■ **SUPPLIED DATA**
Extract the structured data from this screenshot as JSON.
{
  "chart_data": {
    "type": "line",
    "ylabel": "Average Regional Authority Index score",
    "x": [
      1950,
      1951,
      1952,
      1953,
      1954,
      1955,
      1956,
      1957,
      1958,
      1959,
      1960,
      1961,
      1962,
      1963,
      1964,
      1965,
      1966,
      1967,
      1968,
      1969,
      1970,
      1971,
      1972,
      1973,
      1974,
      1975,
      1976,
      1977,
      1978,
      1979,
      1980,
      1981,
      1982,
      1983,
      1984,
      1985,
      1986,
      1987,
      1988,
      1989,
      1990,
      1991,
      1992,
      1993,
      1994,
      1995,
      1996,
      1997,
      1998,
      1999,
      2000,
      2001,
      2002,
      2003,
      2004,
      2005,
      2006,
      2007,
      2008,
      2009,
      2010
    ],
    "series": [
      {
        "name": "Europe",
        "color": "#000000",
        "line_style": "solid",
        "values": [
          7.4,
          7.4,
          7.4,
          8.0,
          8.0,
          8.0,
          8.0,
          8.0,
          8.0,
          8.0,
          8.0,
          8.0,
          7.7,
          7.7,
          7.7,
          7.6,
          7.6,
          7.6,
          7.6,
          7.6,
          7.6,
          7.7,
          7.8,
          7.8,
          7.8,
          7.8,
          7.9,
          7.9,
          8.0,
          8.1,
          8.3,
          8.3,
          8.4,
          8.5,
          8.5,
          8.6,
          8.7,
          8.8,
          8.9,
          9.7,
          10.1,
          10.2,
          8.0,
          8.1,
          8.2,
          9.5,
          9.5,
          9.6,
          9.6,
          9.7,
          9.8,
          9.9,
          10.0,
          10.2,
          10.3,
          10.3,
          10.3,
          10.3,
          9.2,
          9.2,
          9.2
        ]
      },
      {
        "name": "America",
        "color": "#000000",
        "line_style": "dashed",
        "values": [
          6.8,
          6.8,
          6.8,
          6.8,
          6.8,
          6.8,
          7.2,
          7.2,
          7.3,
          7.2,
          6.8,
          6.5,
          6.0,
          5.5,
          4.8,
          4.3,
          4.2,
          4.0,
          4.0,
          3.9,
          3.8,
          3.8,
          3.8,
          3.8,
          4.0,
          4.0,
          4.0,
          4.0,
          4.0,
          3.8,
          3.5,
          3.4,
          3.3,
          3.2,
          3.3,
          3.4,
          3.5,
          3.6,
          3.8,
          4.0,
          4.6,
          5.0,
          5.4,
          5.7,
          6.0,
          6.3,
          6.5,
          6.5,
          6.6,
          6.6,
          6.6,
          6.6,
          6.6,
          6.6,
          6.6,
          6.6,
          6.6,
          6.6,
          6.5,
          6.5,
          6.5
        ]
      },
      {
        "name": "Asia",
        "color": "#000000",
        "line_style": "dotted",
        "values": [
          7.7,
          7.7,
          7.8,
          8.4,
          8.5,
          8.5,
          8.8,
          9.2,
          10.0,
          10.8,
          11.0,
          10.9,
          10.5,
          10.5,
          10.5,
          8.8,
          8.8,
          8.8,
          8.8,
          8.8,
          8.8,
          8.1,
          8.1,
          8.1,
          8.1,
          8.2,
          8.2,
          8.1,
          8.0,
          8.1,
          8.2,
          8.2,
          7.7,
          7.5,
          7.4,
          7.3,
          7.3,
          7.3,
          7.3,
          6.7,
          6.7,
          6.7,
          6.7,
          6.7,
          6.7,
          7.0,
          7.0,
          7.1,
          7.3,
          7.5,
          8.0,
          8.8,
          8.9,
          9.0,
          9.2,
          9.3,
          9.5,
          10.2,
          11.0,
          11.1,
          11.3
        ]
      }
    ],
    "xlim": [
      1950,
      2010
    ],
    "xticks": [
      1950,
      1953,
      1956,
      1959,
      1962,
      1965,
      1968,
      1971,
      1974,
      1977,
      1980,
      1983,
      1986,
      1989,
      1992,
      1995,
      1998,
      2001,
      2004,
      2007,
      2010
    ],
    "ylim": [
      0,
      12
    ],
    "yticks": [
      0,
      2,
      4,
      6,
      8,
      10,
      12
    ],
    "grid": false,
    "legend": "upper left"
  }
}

■ **DIRECTIONS FOR THIS TASK**
Return the full listing, character for character.

■ **THE OUTPUT**
Extract the structured data from this screenshot as JSON.
{
  "chart_data": {
    "type": "line",
    "ylabel": "Average Regional Authority Index score",
    "x": [
      1950,
      1951,
      1952,
      1953,
      1954,
      1955,
      1956,
      1957,
      1958,
      1959,
      1960,
      1961,
      1962,
      1963,
      1964,
      1965,
      1966,
      1967,
      1968,
      1969,
      1970,
      1971,
      1972,
      1973,
      1974,
      1975,
      1976,
      1977,
      1978,
      1979,
      1980,
      1981,
      1982,
      1983,
      1984,
      1985,
      1986,
      1987,
      1988,
      1989,
      1990,
      1991,
      1992,
      1993,
      1994,
      1995,
      1996,
      1997,
      1998,
      1999,
      2000,
      2001,
      2002,
      2003,
      2004,
      2005,
      2006,
      2007,
      2008,
      2009,
      2010
    ],
    "series": [
      {
        "name": "Europe",
        "color": "#000000",
        "line_style": "solid",
        "values": [
          7.4,
          7.4,
          7.4,
          8.0,
          8.0,
          8.0,
          8.0,
          8.0,
          8.0,
          8.0,
          8.0,
          8.0,
          7.7,
          7.7,
          7.7,
          7.6,
          7.6,
          7.6,
          7.6,
          7.6,
          7.6,
          7.7,
          7.8,
          7.8,
          7.8,
          7.8,
          7.9,
          7.9,
          8.0,
          8.1,
          8.3,
          8.3,
          8.4,
          8.5,
          8.5,
          8.6,
          8.7,
          8.8,
          8.9,
          9.7,
          10.1,
          10.2,
          8.0,
          8.1,
          8.2,
          9.5,
          9.5,
          9.6,
          9.6,
          9.7,
          9.8,
          9.9,
          10.0,
          10.2,
          10.3,
          10.3,
          10.3,
          10.3,
          9.2,
          9.2,
          9.2
        ]
      },
      {
        "name": "America",
        "color": "#000000",
        "line_style": "dashed",
        "values": [
          6.8,
          6.8,
          6.8,
          6.8,
          6.8,
          6.8,
          7.2,
          7.2,
          7.3,
          7.2,
          6.8,
          6.5,
          6.0,
          5.5,
          4.8,
          4.3,
          4.2,
          4.0,
          4.0,
          3.9,
          3.8,
          3.8,
          3.8,
          3.8,
          4.0,
          4.0,
          4.0,
          4.0,
          4.0,
          3.8,
          3.5,
          3.4,
          3.3,
          3.2,
          3.3,
          3.4,
          3.5,
          3.6,
          3.8,
          4.0,
          4.6,
          5.0,
          5.4,
          5.7,
          6.0,
          6.3,
          6.5,
          6.5,
          6.6,
          6.6,
          6.6,
          6.6,
          6.6,
          6.6,
          6.6,
          6.6,
          6.6,
          6.6,
          6.5,
          6.5,
          6.5
        ]
      },
      {
        "name": "Asia",
        "color": "#000000",
        "line_style": "dotted",
        "values": [
          7.7,
          7.7,
          7.8,
          8.4,
          8.5,
          8.5,
          8.8,
          9.2,
          10.0,
          10.8,
          11.0,
          10.9,
          10.5,
          10.5,
          10.5,
          8.8,
          8.8,
          8.8,
          8.8,
          8.8,
          8.8,
          8.1,
          8.1,
          8.1,
          8.1,
          8.2,
          8.2,
          8.1,
          8.0,
          8.1,
          8.2,
          8.2,
          7.7,
          7.5,
          7.4,
          7.3,
          7.3,
          7.3,
          7.3,
          6.7,
          6.7,
          6.7,
          6.7,
          6.7,
          6.7,
          7.0,
          7.0,
          7.1,
          7.3,
          7.5,
          8.0,
          8.8,
          8.9,
          9.0,
          9.2,
          9.3,
          9.5,
          10.2,
          11.0,
          11.1,
          11.3
        ]
      }
    ],
    "xlim": [
      1950,
      2010
    ],
    "xticks": [
      1950,
      1953,
      1956,
      1959,
      1962,
      1965,
      1968,
      1971,
      1974,
      1977,
      1980,
      1983,
      1986,
      1989,
      1992,
      1995,
      1998,
      2001,
      2004,
      2007,
      2010
    ],
    "ylim": [
      0,
      12
    ],
    "yticks": [
      0,
      2,
      4,
      6,
      8,
      10,
      12
    ],
    "grid": false,
    "legend": "upper left"
  }
}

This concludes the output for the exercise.